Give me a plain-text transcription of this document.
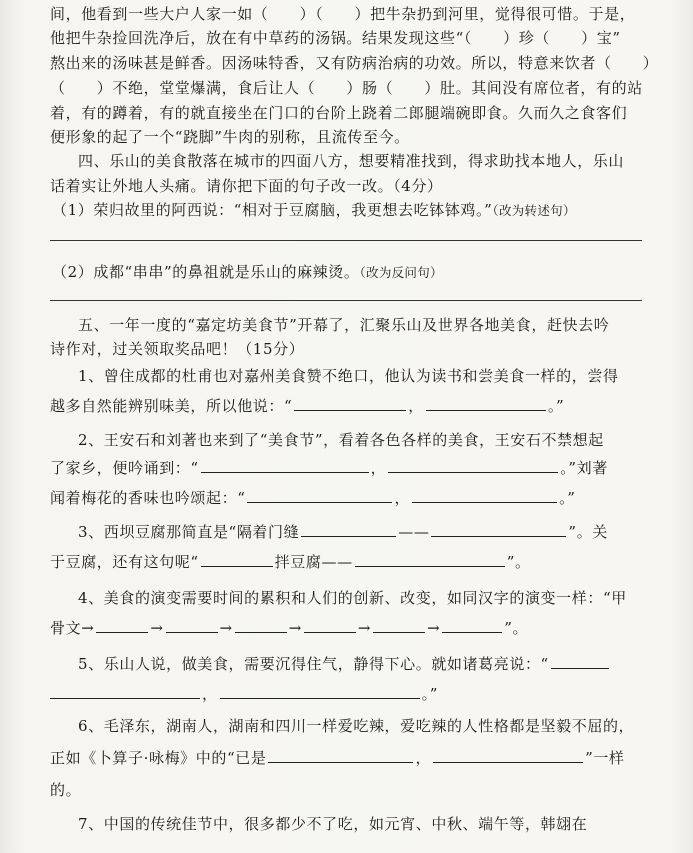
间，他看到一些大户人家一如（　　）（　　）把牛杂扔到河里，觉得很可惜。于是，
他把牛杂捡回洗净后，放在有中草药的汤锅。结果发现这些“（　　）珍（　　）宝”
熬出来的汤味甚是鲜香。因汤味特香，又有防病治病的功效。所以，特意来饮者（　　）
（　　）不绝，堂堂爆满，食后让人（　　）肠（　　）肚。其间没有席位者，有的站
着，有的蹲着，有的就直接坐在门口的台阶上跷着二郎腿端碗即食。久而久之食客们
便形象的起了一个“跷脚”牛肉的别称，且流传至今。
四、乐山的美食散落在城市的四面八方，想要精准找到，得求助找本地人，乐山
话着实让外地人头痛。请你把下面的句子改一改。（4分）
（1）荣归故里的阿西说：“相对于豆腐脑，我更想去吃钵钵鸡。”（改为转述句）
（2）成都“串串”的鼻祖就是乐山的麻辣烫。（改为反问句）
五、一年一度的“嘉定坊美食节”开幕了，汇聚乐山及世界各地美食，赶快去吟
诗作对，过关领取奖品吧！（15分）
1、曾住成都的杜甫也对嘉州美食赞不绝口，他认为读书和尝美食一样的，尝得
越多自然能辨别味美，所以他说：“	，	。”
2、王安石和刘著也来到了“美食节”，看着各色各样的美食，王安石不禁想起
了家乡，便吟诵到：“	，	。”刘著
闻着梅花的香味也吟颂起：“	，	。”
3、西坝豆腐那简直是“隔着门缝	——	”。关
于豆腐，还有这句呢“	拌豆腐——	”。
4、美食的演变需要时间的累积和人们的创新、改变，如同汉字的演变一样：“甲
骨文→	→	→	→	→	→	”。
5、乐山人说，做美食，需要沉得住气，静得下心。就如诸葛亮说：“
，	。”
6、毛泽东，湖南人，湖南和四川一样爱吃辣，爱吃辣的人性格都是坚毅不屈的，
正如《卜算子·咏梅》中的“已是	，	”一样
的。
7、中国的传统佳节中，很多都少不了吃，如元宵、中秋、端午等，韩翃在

**Problem description**
Make a word-for-word copy of the entries, without any pictures.

**Problem solution**
Give me a plain-text transcription of this document.
间，他看到一些大户人家一如（　　）（　　）把牛杂扔到河里，觉得很可惜。于是，
他把牛杂捡回洗净后，放在有中草药的汤锅。结果发现这些“（　　）珍（　　）宝”
熬出来的汤味甚是鲜香。因汤味特香，又有防病治病的功效。所以，特意来饮者（　　）
（　　）不绝，堂堂爆满，食后让人（　　）肠（　　）肚。其间没有席位者，有的站
着，有的蹲着，有的就直接坐在门口的台阶上跷着二郎腿端碗即食。久而久之食客们
便形象的起了一个“跷脚”牛肉的别称，且流传至今。
四、乐山的美食散落在城市的四面八方，想要精准找到，得求助找本地人，乐山
话着实让外地人头痛。请你把下面的句子改一改。（4分）
（1）荣归故里的阿西说：“相对于豆腐脑，我更想去吃钵钵鸡。”（改为转述句）
（2）成都“串串”的鼻祖就是乐山的麻辣烫。（改为反问句）
五、一年一度的“嘉定坊美食节”开幕了，汇聚乐山及世界各地美食，赶快去吟
诗作对，过关领取奖品吧！（15分）
1、曾住成都的杜甫也对嘉州美食赞不绝口，他认为读书和尝美食一样的，尝得
越多自然能辨别味美，所以他说：“	，	。”
2、王安石和刘著也来到了“美食节”，看着各色各样的美食，王安石不禁想起
了家乡，便吟诵到：“	，	。”刘著
闻着梅花的香味也吟颂起：“	，	。”
3、西坝豆腐那简直是“隔着门缝	——	”。关
于豆腐，还有这句呢“	拌豆腐——	”。
4、美食的演变需要时间的累积和人们的创新、改变，如同汉字的演变一样：“甲
骨文→	→	→	→	→	→	”。
5、乐山人说，做美食，需要沉得住气，静得下心。就如诸葛亮说：“
，	。”
6、毛泽东，湖南人，湖南和四川一样爱吃辣，爱吃辣的人性格都是坚毅不屈的，
正如《卜算子·咏梅》中的“已是	，	”一样
的。
7、中国的传统佳节中，很多都少不了吃，如元宵、中秋、端午等，韩翃在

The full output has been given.